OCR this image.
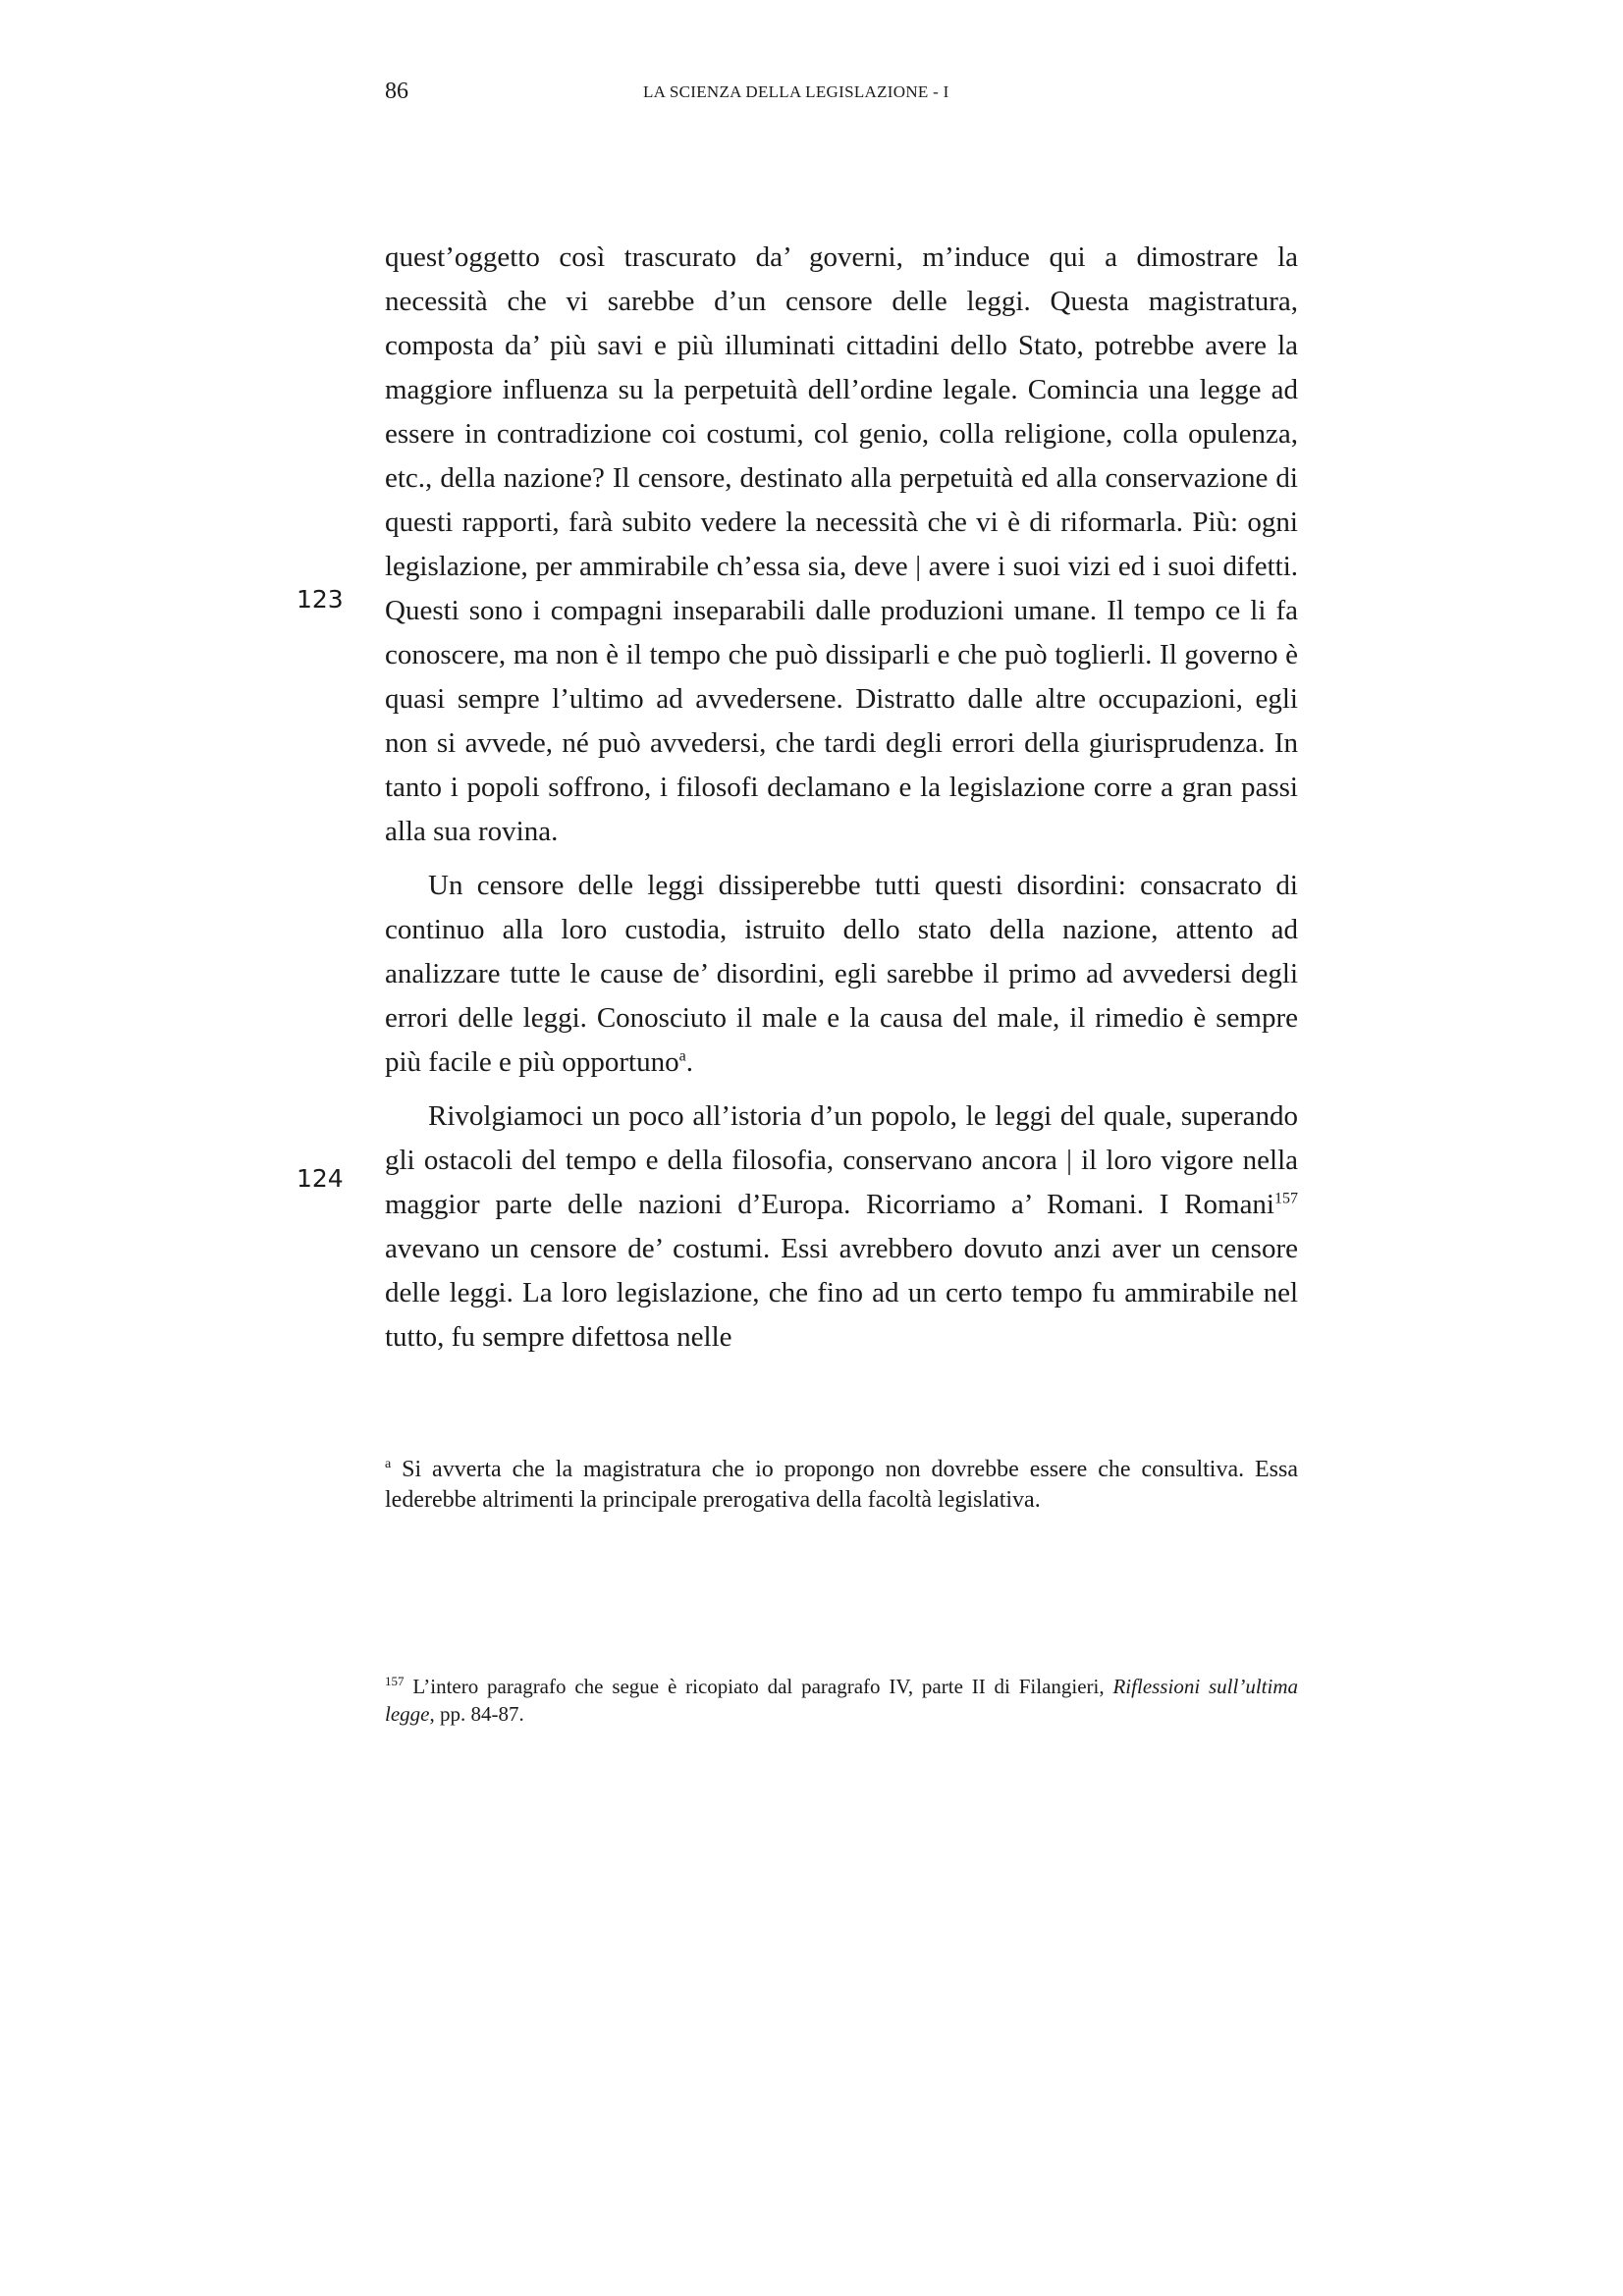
86	LA SCIENZA DELLA LEGISLAZIONE - I
123
124

quest’oggetto così trascurato da’ governi, m’induce qui a dimostrare la necessità che vi sarebbe d’un censore delle leggi. Questa magistratura, composta da’ più savi e più illuminati cittadini dello Stato, potrebbe avere la maggiore influenza su la perpetuità dell’ordine legale. Comincia una legge ad essere in contradizione coi costumi, col genio, colla religione, colla opulenza, etc., della nazione? Il censore, destinato alla perpetuità ed alla conservazione di questi rapporti, farà subito vedere la necessità che vi è di riformarla. Più: ogni legislazione, per ammirabile ch’essa sia, deve | avere i suoi vizi ed i suoi difetti. Questi sono i compagni inseparabili dalle produzioni umane. Il tempo ce li fa conoscere, ma non è il tempo che può dissiparli e che può toglierli. Il governo è quasi sempre l’ultimo ad avvedersene. Distratto dalle altre occupazioni, egli non si avvede, né può avvedersi, che tardi degli errori della giurisprudenza. In tanto i popoli soffrono, i filosofi declamano e la legislazione corre a gran passi alla sua rovina.

Un censore delle leggi dissiperebbe tutti questi disordini: consacrato di continuo alla loro custodia, istruito dello stato della nazione, attento ad analizzare tutte le cause de’ disordini, egli sarebbe il primo ad avvedersi degli errori delle leggi. Conosciuto il male e la causa del male, il rimedio è sempre più facile e più opportuno$^a$.

Rivolgiamoci un poco all’istoria d’un popolo, le leggi del quale, superando gli ostacoli del tempo e della filosofia, conservano ancora | il loro vigore nella maggior parte delle nazioni d’Europa. Ricorriamo a’ Romani. I Romani$^{157}$ avevano un censore de’ costumi. Essi avrebbero dovuto anzi aver un censore delle leggi. La loro legislazione, che fino ad un certo tempo fu ammirabile nel tutto, fu sempre difettosa nelle

$^a$ Si avverta che la magistratura che io propongo non dovrebbe essere che consultiva. Essa lederebbe altrimenti la principale prerogativa della facoltà legislativa.

$^{157}$ L’intero paragrafo che segue è ricopiato dal paragrafo IV, parte II di Filangieri, Riflessioni sull’ultima legge, pp. 84-87.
──────
● Stated goal: Quote every entry exactly, with the pictures omitted.

● Exercise response:
OCR this image.
86	LA SCIENZA DELLA LEGISLAZIONE - I
123
124

quest’oggetto così trascurato da’ governi, m’induce qui a dimostrare la necessità che vi sarebbe d’un censore delle leggi. Questa magistratura, composta da’ più savi e più illuminati cittadini dello Stato, potrebbe avere la maggiore influenza su la perpetuità dell’ordine legale. Comincia una legge ad essere in contradizione coi costumi, col genio, colla religione, colla opulenza, etc., della nazione? Il censore, destinato alla perpetuità ed alla conservazione di questi rapporti, farà subito vedere la necessità che vi è di riformarla. Più: ogni legislazione, per ammirabile ch’essa sia, deve | avere i suoi vizi ed i suoi difetti. Questi sono i compagni inseparabili dalle produzioni umane. Il tempo ce li fa conoscere, ma non è il tempo che può dissiparli e che può toglierli. Il governo è quasi sempre l’ultimo ad avvedersene. Distratto dalle altre occupazioni, egli non si avvede, né può avvedersi, che tardi degli errori della giurisprudenza. In tanto i popoli soffrono, i filosofi declamano e la legislazione corre a gran passi alla sua rovina.

Un censore delle leggi dissiperebbe tutti questi disordini: consacrato di continuo alla loro custodia, istruito dello stato della nazione, attento ad analizzare tutte le cause de’ disordini, egli sarebbe il primo ad avvedersi degli errori delle leggi. Conosciuto il male e la causa del male, il rimedio è sempre più facile e più opportuno$^a$.

Rivolgiamoci un poco all’istoria d’un popolo, le leggi del quale, superando gli ostacoli del tempo e della filosofia, conservano ancora | il loro vigore nella maggior parte delle nazioni d’Europa. Ricorriamo a’ Romani. I Romani$^{157}$ avevano un censore de’ costumi. Essi avrebbero dovuto anzi aver un censore delle leggi. La loro legislazione, che fino ad un certo tempo fu ammirabile nel tutto, fu sempre difettosa nelle

$^a$ Si avverta che la magistratura che io propongo non dovrebbe essere che consultiva. Essa lederebbe altrimenti la principale prerogativa della facoltà legislativa.

$^{157}$ L’intero paragrafo che segue è ricopiato dal paragrafo IV, parte II di Filangieri, Riflessioni sull’ultima legge, pp. 84-87.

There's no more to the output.